— Start of RECORDS FOR PROCESSING —

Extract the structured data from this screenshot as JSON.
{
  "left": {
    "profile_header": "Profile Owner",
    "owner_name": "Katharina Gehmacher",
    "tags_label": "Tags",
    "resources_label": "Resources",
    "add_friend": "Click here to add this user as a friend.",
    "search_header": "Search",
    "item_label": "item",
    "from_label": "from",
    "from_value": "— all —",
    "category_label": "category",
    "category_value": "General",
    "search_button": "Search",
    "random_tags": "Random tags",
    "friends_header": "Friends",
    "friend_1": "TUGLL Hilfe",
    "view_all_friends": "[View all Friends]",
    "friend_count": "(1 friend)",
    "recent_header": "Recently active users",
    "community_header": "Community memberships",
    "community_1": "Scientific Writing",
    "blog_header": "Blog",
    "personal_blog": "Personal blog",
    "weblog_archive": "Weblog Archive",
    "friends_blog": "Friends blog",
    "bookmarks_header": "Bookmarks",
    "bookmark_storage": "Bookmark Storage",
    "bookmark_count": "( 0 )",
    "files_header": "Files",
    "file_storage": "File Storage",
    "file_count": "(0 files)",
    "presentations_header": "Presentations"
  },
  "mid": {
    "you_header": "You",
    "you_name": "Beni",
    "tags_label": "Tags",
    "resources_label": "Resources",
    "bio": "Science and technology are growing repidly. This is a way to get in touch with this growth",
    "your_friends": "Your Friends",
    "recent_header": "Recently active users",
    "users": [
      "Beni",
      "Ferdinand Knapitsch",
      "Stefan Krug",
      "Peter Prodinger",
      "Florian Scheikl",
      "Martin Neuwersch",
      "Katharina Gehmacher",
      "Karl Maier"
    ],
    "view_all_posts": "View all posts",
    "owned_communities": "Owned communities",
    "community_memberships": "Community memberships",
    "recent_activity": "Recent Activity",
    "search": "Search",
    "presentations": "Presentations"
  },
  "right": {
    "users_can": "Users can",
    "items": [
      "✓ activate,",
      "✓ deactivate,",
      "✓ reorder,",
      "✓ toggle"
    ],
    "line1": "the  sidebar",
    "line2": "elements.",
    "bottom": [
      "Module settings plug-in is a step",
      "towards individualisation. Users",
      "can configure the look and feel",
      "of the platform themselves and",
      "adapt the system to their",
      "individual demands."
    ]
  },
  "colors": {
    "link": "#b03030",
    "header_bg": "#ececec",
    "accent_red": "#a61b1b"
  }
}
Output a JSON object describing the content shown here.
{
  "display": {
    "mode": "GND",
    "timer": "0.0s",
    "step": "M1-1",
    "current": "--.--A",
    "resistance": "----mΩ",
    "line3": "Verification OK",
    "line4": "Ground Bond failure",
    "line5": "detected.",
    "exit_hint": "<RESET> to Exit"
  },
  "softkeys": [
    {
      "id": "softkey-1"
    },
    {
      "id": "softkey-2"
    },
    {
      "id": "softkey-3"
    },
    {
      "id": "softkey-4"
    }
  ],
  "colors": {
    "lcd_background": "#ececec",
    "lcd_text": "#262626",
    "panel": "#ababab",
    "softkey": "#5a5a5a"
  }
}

— End of RECORDS FOR PROCESSING —

• _THE EXERCISE_
Write out all of the records above exactly as they appear.

• _WRITTEN RESPONSE_
Extract the structured data from this screenshot as JSON.
{
  "left": {
    "profile_header": "Profile Owner",
    "owner_name": "Katharina Gehmacher",
    "tags_label": "Tags",
    "resources_label": "Resources",
    "add_friend": "Click here to add this user as a friend.",
    "search_header": "Search",
    "item_label": "item",
    "from_label": "from",
    "from_value": "— all —",
    "category_label": "category",
    "category_value": "General",
    "search_button": "Search",
    "random_tags": "Random tags",
    "friends_header": "Friends",
    "friend_1": "TUGLL Hilfe",
    "view_all_friends": "[View all Friends]",
    "friend_count": "(1 friend)",
    "recent_header": "Recently active users",
    "community_header": "Community memberships",
    "community_1": "Scientific Writing",
    "blog_header": "Blog",
    "personal_blog": "Personal blog",
    "weblog_archive": "Weblog Archive",
    "friends_blog": "Friends blog",
    "bookmarks_header": "Bookmarks",
    "bookmark_storage": "Bookmark Storage",
    "bookmark_count": "( 0 )",
    "files_header": "Files",
    "file_storage": "File Storage",
    "file_count": "(0 files)",
    "presentations_header": "Presentations"
  },
  "mid": {
    "you_header": "You",
    "you_name": "Beni",
    "tags_label": "Tags",
    "resources_label": "Resources",
    "bio": "Science and technology are growing repidly. This is a way to get in touch with this growth",
    "your_friends": "Your Friends",
    "recent_header": "Recently active users",
    "users": [
      "Beni",
      "Ferdinand Knapitsch",
      "Stefan Krug",
      "Peter Prodinger",
      "Florian Scheikl",
      "Martin Neuwersch",
      "Katharina Gehmacher",
      "Karl Maier"
    ],
    "view_all_posts": "View all posts",
    "owned_communities": "Owned communities",
    "community_memberships": "Community memberships",
    "recent_activity": "Recent Activity",
    "search": "Search",
    "presentations": "Presentations"
  },
  "right": {
    "users_can": "Users can",
    "items": [
      "✓ activate,",
      "✓ deactivate,",
      "✓ reorder,",
      "✓ toggle"
    ],
    "line1": "the  sidebar",
    "line2": "elements.",
    "bottom": [
      "Module settings plug-in is a step",
      "towards individualisation. Users",
      "can configure the look and feel",
      "of the platform themselves and",
      "adapt the system to their",
      "individual demands."
    ]
  },
  "colors": {
    "link": "#b03030",
    "header_bg": "#ececec",
    "accent_red": "#a61b1b"
  }
}
Output a JSON object describing the content shown here.
{
  "display": {
    "mode": "GND",
    "timer": "0.0s",
    "step": "M1-1",
    "current": "--.--A",
    "resistance": "----mΩ",
    "line3": "Verification OK",
    "line4": "Ground Bond failure",
    "line5": "detected.",
    "exit_hint": "<RESET> to Exit"
  },
  "softkeys": [
    {
      "id": "softkey-1"
    },
    {
      "id": "softkey-2"
    },
    {
      "id": "softkey-3"
    },
    {
      "id": "softkey-4"
    }
  ],
  "colors": {
    "lcd_background": "#ececec",
    "lcd_text": "#262626",
    "panel": "#ababab",
    "softkey": "#5a5a5a"
  }
}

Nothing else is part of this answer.